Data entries
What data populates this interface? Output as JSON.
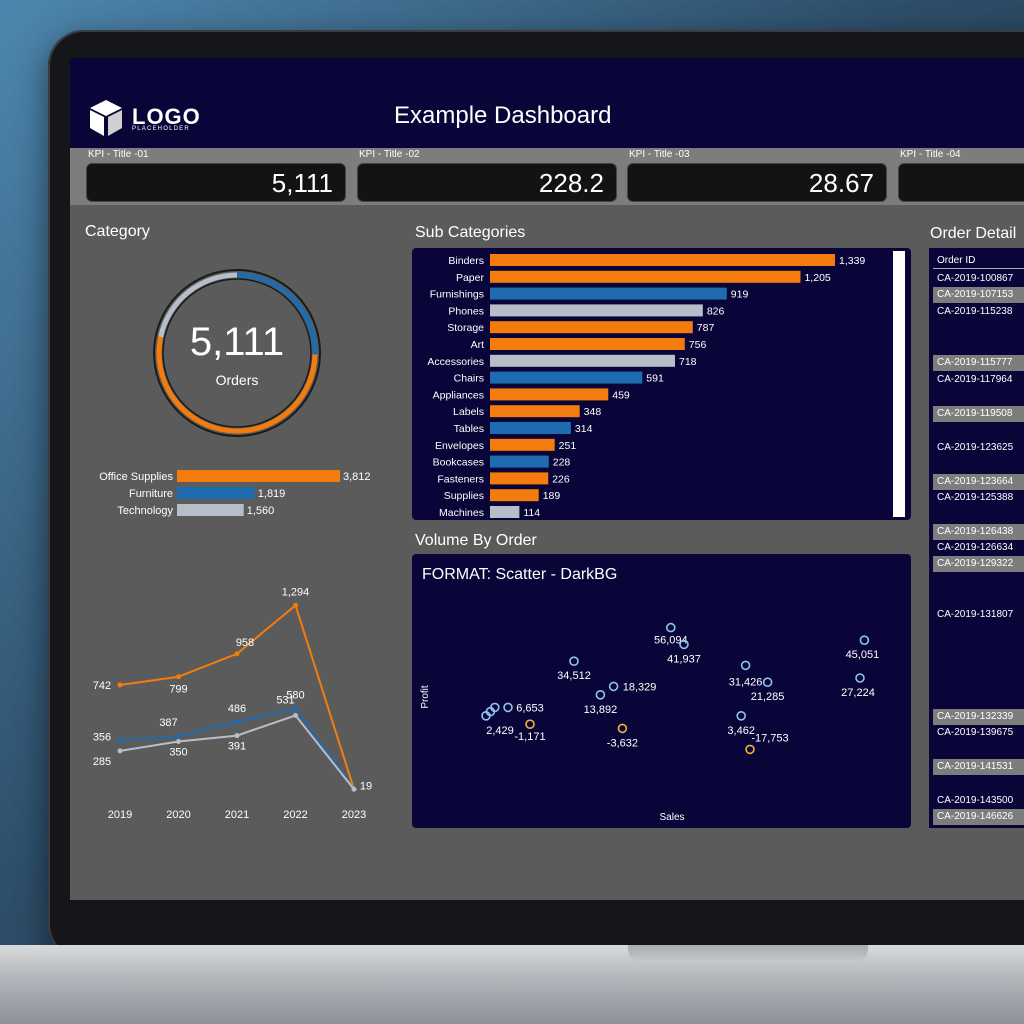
{
  "header": {
    "logo_text": "LOGO",
    "logo_sub": "PLACEHOLDER",
    "title": "Example Dashboard"
  },
  "kpis": [
    {
      "label": "KPI - Title -01",
      "value": "5,111"
    },
    {
      "label": "KPI - Title -02",
      "value": "228.2"
    },
    {
      "label": "KPI - Title -03",
      "value": "28.67"
    },
    {
      "label": "KPI - Title -04",
      "value": ""
    }
  ],
  "sections": {
    "category": "Category",
    "sub_categories": "Sub Categories",
    "volume_by_order": "Volume By Order",
    "order_detail": "Order Detail"
  },
  "donut": {
    "value": "5,111",
    "label": "Orders",
    "segments": [
      {
        "name": "Office Supplies",
        "value": 3812,
        "color": "#f47c0f"
      },
      {
        "name": "Furniture",
        "value": 1819,
        "color": "#1f6bb0"
      },
      {
        "name": "Technology",
        "value": 1560,
        "color": "#b8bec9"
      }
    ]
  },
  "colors": {
    "orange": "#f47c0f",
    "blue": "#1f6bb0",
    "grey": "#b8bec9",
    "navy": "#0a0538",
    "scatter_blue": "#8fc4ef",
    "scatter_yellow": "#f0b23c"
  },
  "chart_data": [
    {
      "type": "bar",
      "orientation": "horizontal",
      "categories": [
        "Office Supplies",
        "Furniture",
        "Technology"
      ],
      "values": [
        3812,
        1819,
        1560
      ],
      "value_labels": [
        "3,812",
        "1,819",
        "1,560"
      ],
      "colors": [
        "#f47c0f",
        "#1f6bb0",
        "#b8bec9"
      ]
    },
    {
      "type": "line",
      "x": [
        "2019",
        "2020",
        "2021",
        "2022",
        "2023"
      ],
      "series": [
        {
          "values": [
            742,
            799,
            958,
            1294,
            19
          ],
          "labels": [
            "742",
            "799",
            "958",
            "1,294",
            "19"
          ],
          "color": "#f47c0f"
        },
        {
          "values": [
            356,
            387,
            486,
            580,
            19
          ],
          "labels": [
            "356",
            "387",
            "486",
            "580",
            ""
          ],
          "color": "#1f6bb0"
        },
        {
          "values": [
            285,
            350,
            391,
            531,
            19
          ],
          "labels": [
            "285",
            "350",
            "391",
            "531",
            ""
          ],
          "color": "#b8bec9"
        }
      ],
      "ylim": [
        0,
        1400
      ]
    },
    {
      "type": "bar",
      "orientation": "horizontal",
      "title": "Sub Categories",
      "categories": [
        "Binders",
        "Paper",
        "Furnishings",
        "Phones",
        "Storage",
        "Art",
        "Accessories",
        "Chairs",
        "Appliances",
        "Labels",
        "Tables",
        "Envelopes",
        "Bookcases",
        "Fasteners",
        "Supplies",
        "Machines"
      ],
      "values": [
        1339,
        1205,
        919,
        826,
        787,
        756,
        718,
        591,
        459,
        348,
        314,
        251,
        228,
        226,
        189,
        114
      ],
      "value_labels": [
        "1,339",
        "1,205",
        "919",
        "826",
        "787",
        "756",
        "718",
        "591",
        "459",
        "348",
        "314",
        "251",
        "228",
        "226",
        "189",
        "114"
      ],
      "colors": [
        "#f47c0f",
        "#f47c0f",
        "#1f6bb0",
        "#b8bec9",
        "#f47c0f",
        "#f47c0f",
        "#b8bec9",
        "#1f6bb0",
        "#f47c0f",
        "#f47c0f",
        "#1f6bb0",
        "#f47c0f",
        "#1f6bb0",
        "#f47c0f",
        "#f47c0f",
        "#b8bec9"
      ]
    },
    {
      "type": "scatter",
      "title": "FORMAT: Scatter - DarkBG",
      "xlabel": "Sales",
      "ylabel": "Profit",
      "points": [
        {
          "x": 5.2,
          "y": 4.2,
          "label": "56,094",
          "color": "#8fc4ef"
        },
        {
          "x": 5.5,
          "y": 3.8,
          "label": "41,937",
          "color": "#8fc4ef"
        },
        {
          "x": 9.6,
          "y": 3.9,
          "label": "45,051",
          "color": "#8fc4ef"
        },
        {
          "x": 3.0,
          "y": 3.4,
          "label": "34,512",
          "color": "#8fc4ef"
        },
        {
          "x": 6.9,
          "y": 3.3,
          "label": "31,426",
          "color": "#8fc4ef"
        },
        {
          "x": 9.5,
          "y": 3.0,
          "label": "27,224",
          "color": "#8fc4ef"
        },
        {
          "x": 7.4,
          "y": 2.9,
          "label": "21,285",
          "color": "#8fc4ef"
        },
        {
          "x": 3.9,
          "y": 2.8,
          "label": "18,329",
          "color": "#8fc4ef"
        },
        {
          "x": 3.6,
          "y": 2.6,
          "label": "13,892",
          "color": "#8fc4ef"
        },
        {
          "x": 1.5,
          "y": 2.3,
          "label": "6,653",
          "color": "#8fc4ef"
        },
        {
          "x": 1.2,
          "y": 2.3,
          "color": "#8fc4ef"
        },
        {
          "x": 1.1,
          "y": 2.2,
          "color": "#8fc4ef"
        },
        {
          "x": 1.0,
          "y": 2.1,
          "label": "2,429",
          "color": "#8fc4ef"
        },
        {
          "x": 2.0,
          "y": 1.9,
          "label": "-1,171",
          "color": "#f0b23c"
        },
        {
          "x": 4.1,
          "y": 1.8,
          "label": "-3,632",
          "color": "#f0b23c"
        },
        {
          "x": 6.8,
          "y": 2.1,
          "label": "3,462",
          "color": "#8fc4ef"
        },
        {
          "x": 7.0,
          "y": 1.3,
          "label": "-17,753",
          "color": "#f0b23c"
        }
      ]
    }
  ],
  "orders": {
    "header": "Order ID",
    "rows": [
      {
        "id": "CA-2019-100867",
        "grey": false,
        "slot": 1
      },
      {
        "id": "CA-2019-107153",
        "grey": true,
        "slot": 2
      },
      {
        "id": "CA-2019-115238",
        "grey": false,
        "slot": 3
      },
      {
        "id": "CA-2019-115777",
        "grey": true,
        "slot": 6.2
      },
      {
        "id": "CA-2019-117964",
        "grey": false,
        "slot": 7.2
      },
      {
        "id": "CA-2019-119508",
        "grey": true,
        "slot": 9.3
      },
      {
        "id": "CA-2019-123625",
        "grey": false,
        "slot": 11.4
      },
      {
        "id": "CA-2019-123664",
        "grey": true,
        "slot": 13.5
      },
      {
        "id": "CA-2019-125388",
        "grey": false,
        "slot": 14.5
      },
      {
        "id": "CA-2019-126438",
        "grey": true,
        "slot": 16.6
      },
      {
        "id": "CA-2019-126634",
        "grey": false,
        "slot": 17.6
      },
      {
        "id": "CA-2019-129322",
        "grey": true,
        "slot": 18.6
      },
      {
        "id": "CA-2019-131807",
        "grey": false,
        "slot": 21.7
      },
      {
        "id": "CA-2019-132339",
        "grey": true,
        "slot": 28.0
      },
      {
        "id": "CA-2019-139675",
        "grey": false,
        "slot": 29.0
      },
      {
        "id": "CA-2019-141531",
        "grey": true,
        "slot": 31.1
      },
      {
        "id": "CA-2019-143500",
        "grey": false,
        "slot": 33.2
      },
      {
        "id": "CA-2019-146626",
        "grey": true,
        "slot": 34.2
      }
    ]
  }
}
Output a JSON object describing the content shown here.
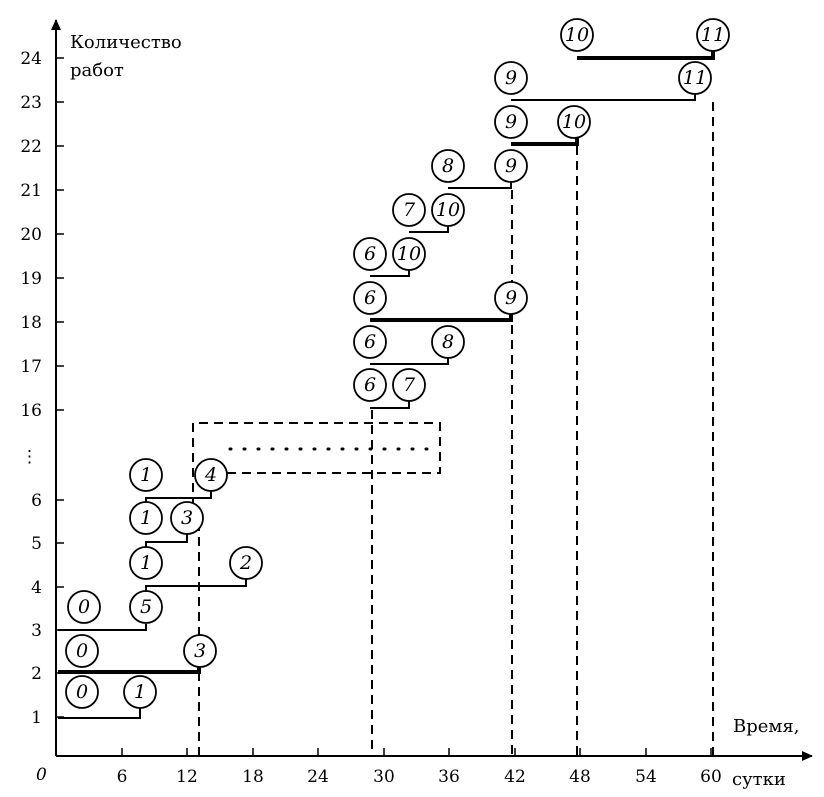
{
  "chart_data": {
    "type": "diagram",
    "ylabel_lines": [
      "Количество",
      "работ"
    ],
    "xlabel_lines": [
      "Время,",
      "сутки"
    ],
    "origin_label": "0",
    "x_ticks": [
      "6",
      "12",
      "18",
      "24",
      "30",
      "36",
      "42",
      "48",
      "54",
      "60"
    ],
    "y_ticks_lower": [
      "1",
      "2",
      "3",
      "4",
      "5",
      "6"
    ],
    "y_break_label": "⋮",
    "y_ticks_upper": [
      "16",
      "17",
      "18",
      "19",
      "20",
      "21",
      "22",
      "23",
      "24"
    ],
    "nodes": [
      {
        "label": "0"
      },
      {
        "label": "1"
      },
      {
        "label": "0"
      },
      {
        "label": "3"
      },
      {
        "label": "0"
      },
      {
        "label": "5"
      },
      {
        "label": "1"
      },
      {
        "label": "2"
      },
      {
        "label": "1"
      },
      {
        "label": "3"
      },
      {
        "label": "1"
      },
      {
        "label": "4"
      },
      {
        "label": "6"
      },
      {
        "label": "7"
      },
      {
        "label": "6"
      },
      {
        "label": "8"
      },
      {
        "label": "6"
      },
      {
        "label": "9"
      },
      {
        "label": "6"
      },
      {
        "label": "10"
      },
      {
        "label": "7"
      },
      {
        "label": "10"
      },
      {
        "label": "8"
      },
      {
        "label": "9"
      },
      {
        "label": "9"
      },
      {
        "label": "10"
      },
      {
        "label": "9"
      },
      {
        "label": "11"
      },
      {
        "label": "10"
      },
      {
        "label": "11"
      }
    ]
  }
}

• Problem statement: Write out every line of the entries that holds the word "JSON".

• Response to this exercise:
What data populates this interface? Output as JSON.
Output a JSON object describing the content shown here.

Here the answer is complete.